Data extracted from a collection
# # #

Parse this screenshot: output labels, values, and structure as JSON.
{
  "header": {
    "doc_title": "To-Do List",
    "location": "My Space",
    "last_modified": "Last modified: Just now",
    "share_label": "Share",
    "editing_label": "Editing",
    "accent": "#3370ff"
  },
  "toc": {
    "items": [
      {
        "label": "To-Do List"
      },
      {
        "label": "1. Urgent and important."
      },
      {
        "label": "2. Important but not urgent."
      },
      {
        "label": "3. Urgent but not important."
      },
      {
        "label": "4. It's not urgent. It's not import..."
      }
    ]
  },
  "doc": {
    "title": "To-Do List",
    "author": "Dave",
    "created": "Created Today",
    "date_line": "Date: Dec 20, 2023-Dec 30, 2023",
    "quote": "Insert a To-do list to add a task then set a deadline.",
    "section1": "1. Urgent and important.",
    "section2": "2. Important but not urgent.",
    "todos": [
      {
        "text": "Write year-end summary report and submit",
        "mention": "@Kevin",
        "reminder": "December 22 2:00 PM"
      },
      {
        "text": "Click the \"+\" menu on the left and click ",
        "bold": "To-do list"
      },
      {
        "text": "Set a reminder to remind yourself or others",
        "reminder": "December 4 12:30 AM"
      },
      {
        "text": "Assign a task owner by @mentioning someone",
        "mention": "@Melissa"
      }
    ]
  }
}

# # #

§ **Task requirements**: From the entries above, copy every line where the word "December" shows up.

§ **Solution to the exercise**:
        "reminder": "December 22 2:00 PM"
        "reminder": "December 4 12:30 AM"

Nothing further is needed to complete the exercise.